### Goal of the exercise
Select from the records below every line that has the word "xlabel" in it.

### Extracts from a graphics dataset
---+---
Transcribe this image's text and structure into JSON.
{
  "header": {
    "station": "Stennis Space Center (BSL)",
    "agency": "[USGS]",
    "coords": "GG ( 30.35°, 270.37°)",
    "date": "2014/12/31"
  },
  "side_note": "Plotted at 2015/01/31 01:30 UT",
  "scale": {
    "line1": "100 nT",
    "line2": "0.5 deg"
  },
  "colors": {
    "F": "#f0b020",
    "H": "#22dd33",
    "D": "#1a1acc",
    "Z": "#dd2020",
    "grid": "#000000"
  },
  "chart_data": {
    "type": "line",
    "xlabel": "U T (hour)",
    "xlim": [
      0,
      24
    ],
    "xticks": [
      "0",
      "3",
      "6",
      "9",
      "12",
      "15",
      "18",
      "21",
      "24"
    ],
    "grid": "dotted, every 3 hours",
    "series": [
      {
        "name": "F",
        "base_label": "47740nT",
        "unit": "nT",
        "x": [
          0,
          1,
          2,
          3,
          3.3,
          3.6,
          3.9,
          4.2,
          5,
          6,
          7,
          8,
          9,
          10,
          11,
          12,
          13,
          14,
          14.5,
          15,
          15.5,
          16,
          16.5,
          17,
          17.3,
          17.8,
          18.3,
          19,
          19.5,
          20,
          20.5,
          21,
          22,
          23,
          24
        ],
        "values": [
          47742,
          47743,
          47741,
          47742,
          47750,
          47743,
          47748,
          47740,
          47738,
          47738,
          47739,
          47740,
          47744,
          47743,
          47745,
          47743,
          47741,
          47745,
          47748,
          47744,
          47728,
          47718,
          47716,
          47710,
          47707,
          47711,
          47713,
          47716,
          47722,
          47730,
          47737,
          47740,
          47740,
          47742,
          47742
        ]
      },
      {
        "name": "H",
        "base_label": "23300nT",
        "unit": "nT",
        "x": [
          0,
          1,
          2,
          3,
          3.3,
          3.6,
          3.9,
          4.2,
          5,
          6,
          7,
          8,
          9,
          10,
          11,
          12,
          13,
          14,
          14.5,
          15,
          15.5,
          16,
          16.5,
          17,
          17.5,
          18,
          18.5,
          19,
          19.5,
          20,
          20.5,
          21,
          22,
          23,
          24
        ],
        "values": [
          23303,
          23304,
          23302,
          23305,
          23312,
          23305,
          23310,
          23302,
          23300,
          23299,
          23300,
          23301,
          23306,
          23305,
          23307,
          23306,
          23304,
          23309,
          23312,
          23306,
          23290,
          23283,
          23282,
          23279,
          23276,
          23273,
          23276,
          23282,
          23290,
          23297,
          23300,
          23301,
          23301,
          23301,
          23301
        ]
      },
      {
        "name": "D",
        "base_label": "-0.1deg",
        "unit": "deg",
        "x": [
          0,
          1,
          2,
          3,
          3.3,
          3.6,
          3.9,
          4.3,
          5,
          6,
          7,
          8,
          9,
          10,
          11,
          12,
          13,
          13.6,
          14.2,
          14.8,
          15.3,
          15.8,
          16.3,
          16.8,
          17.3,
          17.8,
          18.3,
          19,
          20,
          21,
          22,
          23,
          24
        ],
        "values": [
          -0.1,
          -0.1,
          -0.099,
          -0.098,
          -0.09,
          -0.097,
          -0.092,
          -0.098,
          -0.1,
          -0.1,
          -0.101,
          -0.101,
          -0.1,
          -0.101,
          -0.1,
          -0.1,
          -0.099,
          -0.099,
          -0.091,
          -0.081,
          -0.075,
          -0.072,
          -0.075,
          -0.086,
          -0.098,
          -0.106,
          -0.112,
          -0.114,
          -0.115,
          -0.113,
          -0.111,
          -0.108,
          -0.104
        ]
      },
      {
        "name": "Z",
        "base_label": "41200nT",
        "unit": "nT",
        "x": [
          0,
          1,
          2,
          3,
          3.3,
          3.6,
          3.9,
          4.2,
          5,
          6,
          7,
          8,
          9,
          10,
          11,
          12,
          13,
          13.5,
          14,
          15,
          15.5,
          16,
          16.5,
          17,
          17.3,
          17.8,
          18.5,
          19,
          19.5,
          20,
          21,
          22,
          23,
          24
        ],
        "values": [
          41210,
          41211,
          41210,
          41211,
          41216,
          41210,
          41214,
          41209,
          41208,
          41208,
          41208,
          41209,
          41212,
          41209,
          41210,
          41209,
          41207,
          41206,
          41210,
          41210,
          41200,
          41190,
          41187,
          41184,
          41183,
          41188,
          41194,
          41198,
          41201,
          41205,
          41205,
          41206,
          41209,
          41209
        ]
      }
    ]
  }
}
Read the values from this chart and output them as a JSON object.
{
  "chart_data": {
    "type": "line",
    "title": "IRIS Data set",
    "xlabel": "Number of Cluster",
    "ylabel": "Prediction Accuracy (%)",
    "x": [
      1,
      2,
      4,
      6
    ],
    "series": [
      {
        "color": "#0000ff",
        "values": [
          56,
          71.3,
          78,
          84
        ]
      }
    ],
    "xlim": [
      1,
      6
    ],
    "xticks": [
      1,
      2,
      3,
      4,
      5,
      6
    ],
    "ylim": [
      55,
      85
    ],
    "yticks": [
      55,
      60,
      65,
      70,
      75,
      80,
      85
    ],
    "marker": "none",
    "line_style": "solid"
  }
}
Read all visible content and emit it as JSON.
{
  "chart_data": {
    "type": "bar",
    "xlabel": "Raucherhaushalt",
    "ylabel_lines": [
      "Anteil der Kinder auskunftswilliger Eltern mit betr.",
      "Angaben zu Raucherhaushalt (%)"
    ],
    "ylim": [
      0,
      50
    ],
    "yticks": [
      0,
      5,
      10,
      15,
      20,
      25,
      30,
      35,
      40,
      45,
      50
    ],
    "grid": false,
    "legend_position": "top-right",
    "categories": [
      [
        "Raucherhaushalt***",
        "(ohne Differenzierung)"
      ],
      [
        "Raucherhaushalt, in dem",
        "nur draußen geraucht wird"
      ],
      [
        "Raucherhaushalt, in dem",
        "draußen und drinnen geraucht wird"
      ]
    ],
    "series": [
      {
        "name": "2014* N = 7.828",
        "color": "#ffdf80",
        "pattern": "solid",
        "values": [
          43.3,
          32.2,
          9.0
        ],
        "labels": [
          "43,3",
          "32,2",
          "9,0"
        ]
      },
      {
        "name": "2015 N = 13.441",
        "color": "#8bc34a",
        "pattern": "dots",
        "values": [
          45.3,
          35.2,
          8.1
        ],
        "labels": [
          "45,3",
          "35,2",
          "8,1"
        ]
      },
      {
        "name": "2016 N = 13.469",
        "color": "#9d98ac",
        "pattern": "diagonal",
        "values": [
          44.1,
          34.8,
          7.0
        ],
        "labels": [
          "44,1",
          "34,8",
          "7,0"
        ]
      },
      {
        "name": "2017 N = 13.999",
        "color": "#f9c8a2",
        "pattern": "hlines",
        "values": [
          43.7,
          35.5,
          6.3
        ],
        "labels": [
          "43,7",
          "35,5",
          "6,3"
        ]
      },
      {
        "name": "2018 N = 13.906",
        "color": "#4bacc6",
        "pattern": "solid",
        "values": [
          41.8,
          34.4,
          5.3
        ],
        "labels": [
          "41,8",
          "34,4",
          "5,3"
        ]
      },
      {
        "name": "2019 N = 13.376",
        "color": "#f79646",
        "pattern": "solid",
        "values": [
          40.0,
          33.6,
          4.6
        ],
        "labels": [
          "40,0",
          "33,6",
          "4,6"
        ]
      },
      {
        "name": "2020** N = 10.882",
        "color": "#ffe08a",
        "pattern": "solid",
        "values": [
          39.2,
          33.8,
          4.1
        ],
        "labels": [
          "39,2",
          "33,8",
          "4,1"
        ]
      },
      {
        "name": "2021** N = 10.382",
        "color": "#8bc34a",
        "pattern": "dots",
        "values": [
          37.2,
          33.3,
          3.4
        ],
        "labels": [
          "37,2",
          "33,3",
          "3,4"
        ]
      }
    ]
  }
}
---+---
### Answer to this task
    "xlabel": "U T (hour)",
    "xlabel": "Number of Cluster",
    "xlabel": "Raucherhaushalt",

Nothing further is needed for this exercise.